▶ REQUIREMENT
Copy every line of the records below that holds the word "name".

▶ LISTED ENTRIES
• • •
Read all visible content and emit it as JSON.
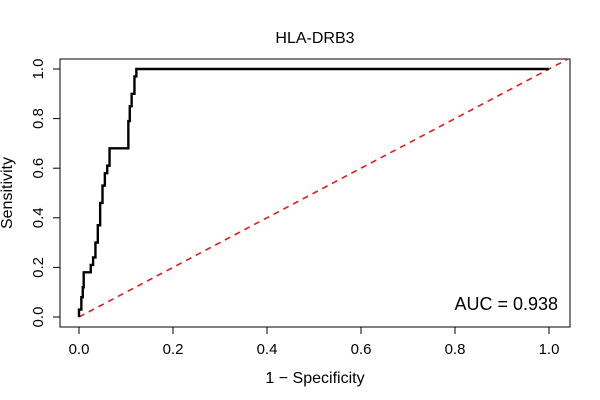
{
  "chart_data": {
    "type": "line",
    "title": "HLA-DRB3",
    "xlabel": "1 − Specificity",
    "ylabel": "Sensitivity",
    "xlim": [
      0,
      1
    ],
    "ylim": [
      0,
      1
    ],
    "x_ticks": [
      "0.0",
      "0.2",
      "0.4",
      "0.6",
      "0.8",
      "1.0"
    ],
    "y_ticks": [
      "0.0",
      "0.2",
      "0.4",
      "0.6",
      "0.8",
      "1.0"
    ],
    "x_tick_values": [
      0,
      0.2,
      0.4,
      0.6,
      0.8,
      1.0
    ],
    "y_tick_values": [
      0,
      0.2,
      0.4,
      0.6,
      0.8,
      1.0
    ],
    "grid": false,
    "annotation": "AUC = 0.938",
    "series": [
      {
        "color": "#000000",
        "style": "solid",
        "x": [
          0,
          0,
          0.005,
          0.005,
          0.008,
          0.008,
          0.01,
          0.01,
          0.025,
          0.025,
          0.03,
          0.03,
          0.035,
          0.035,
          0.04,
          0.04,
          0.045,
          0.045,
          0.05,
          0.05,
          0.055,
          0.055,
          0.06,
          0.06,
          0.065,
          0.065,
          0.07,
          0.07,
          0.105,
          0.105,
          0.108,
          0.108,
          0.112,
          0.112,
          0.118,
          0.118,
          0.122,
          0.122,
          1.0
        ],
        "y": [
          0,
          0.03,
          0.03,
          0.08,
          0.08,
          0.12,
          0.12,
          0.18,
          0.18,
          0.21,
          0.21,
          0.24,
          0.24,
          0.3,
          0.3,
          0.37,
          0.37,
          0.46,
          0.46,
          0.53,
          0.53,
          0.58,
          0.58,
          0.61,
          0.61,
          0.68,
          0.68,
          0.68,
          0.68,
          0.79,
          0.79,
          0.85,
          0.85,
          0.9,
          0.9,
          0.97,
          0.97,
          1.0,
          1.0
        ]
      },
      {
        "color": "#e31a1c",
        "style": "dashed",
        "x": [
          0,
          1.05
        ],
        "y": [
          0,
          1.05
        ]
      }
    ]
  }
}
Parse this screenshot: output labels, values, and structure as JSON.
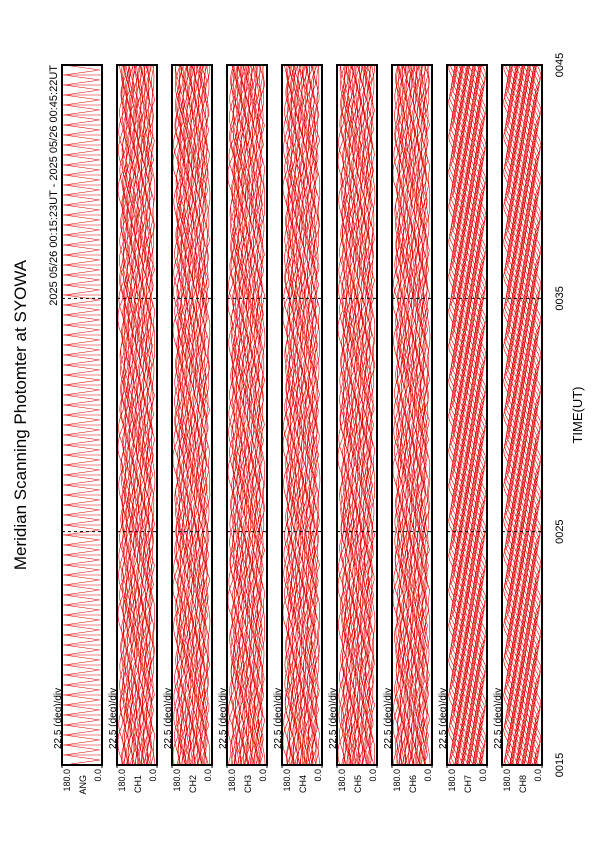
{
  "chart_data": {
    "type": "stacked-trace",
    "title": "Meridian Scanning Photomter at SYOWA",
    "subtitle": "2025 05/26 00:15:23UT - 2025 05/26 00:45:22UT",
    "x_label": "TIME(UT)",
    "xlim": [
      15,
      45
    ],
    "xticks": [
      {
        "value": 15,
        "label": "0015"
      },
      {
        "value": 25,
        "label": "0025"
      },
      {
        "value": 35,
        "label": "0035"
      },
      {
        "value": 45,
        "label": "0045"
      }
    ],
    "color": "#e00000",
    "panels": [
      {
        "name": "ANG",
        "scale": "22.5 (deg)/div",
        "ylim": [
          0,
          180
        ],
        "yticks": [
          {
            "value": 0,
            "label": "0.0"
          },
          {
            "value": 180,
            "label": "180.0"
          }
        ]
      },
      {
        "name": "CH1",
        "scale": "22.5 (deg)/div",
        "ylim": [
          0,
          180
        ],
        "yticks": [
          {
            "value": 0,
            "label": "0.0"
          },
          {
            "value": 180,
            "label": "180.0"
          }
        ]
      },
      {
        "name": "CH2",
        "scale": "22.5 (deg)/div",
        "ylim": [
          0,
          180
        ],
        "yticks": [
          {
            "value": 0,
            "label": "0.0"
          },
          {
            "value": 180,
            "label": "180.0"
          }
        ]
      },
      {
        "name": "CH3",
        "scale": "22.5 (deg)/div",
        "ylim": [
          0,
          180
        ],
        "yticks": [
          {
            "value": 0,
            "label": "0.0"
          },
          {
            "value": 180,
            "label": "180.0"
          }
        ]
      },
      {
        "name": "CH4",
        "scale": "22.5 (deg)/div",
        "ylim": [
          0,
          180
        ],
        "yticks": [
          {
            "value": 0,
            "label": "0.0"
          },
          {
            "value": 180,
            "label": "180.0"
          }
        ]
      },
      {
        "name": "CH5",
        "scale": "22.5 (deg)/div",
        "ylim": [
          0,
          180
        ],
        "yticks": [
          {
            "value": 0,
            "label": "0.0"
          },
          {
            "value": 180,
            "label": "180.0"
          }
        ]
      },
      {
        "name": "CH6",
        "scale": "22.5 (deg)/div",
        "ylim": [
          0,
          180
        ],
        "yticks": [
          {
            "value": 0,
            "label": "0.0"
          },
          {
            "value": 180,
            "label": "180.0"
          }
        ]
      },
      {
        "name": "CH7",
        "scale": "22.5 (deg)/div",
        "ylim": [
          0,
          180
        ],
        "yticks": [
          {
            "value": 0,
            "label": "0.0"
          },
          {
            "value": 180,
            "label": "180.0"
          }
        ]
      },
      {
        "name": "CH8",
        "scale": "22.5 (deg)/div",
        "ylim": [
          0,
          180
        ],
        "yticks": [
          {
            "value": 0,
            "label": "0.0"
          },
          {
            "value": 180,
            "label": "180.0"
          }
        ]
      }
    ]
  }
}
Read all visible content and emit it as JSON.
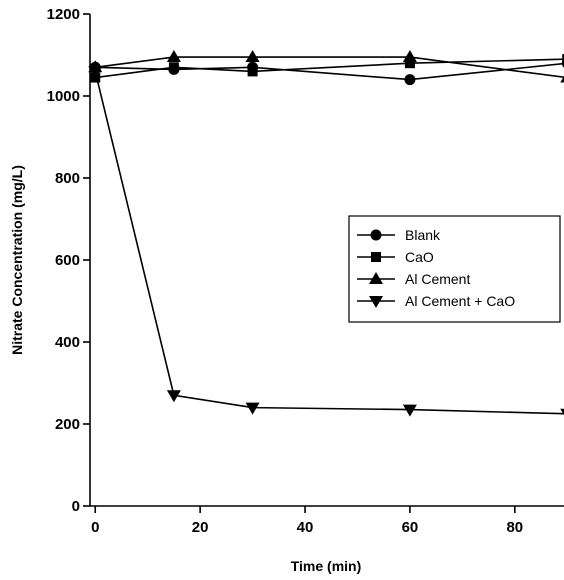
• • •
▶ SOLVED PROBLEM
        "name": "ANG",
        "name": "CH1",
        "name": "CH2",
        "name": "CH3",
        "name": "CH4",
        "name": "CH5",
        "name": "CH6",
        "name": "CH7",
        "name": "CH8",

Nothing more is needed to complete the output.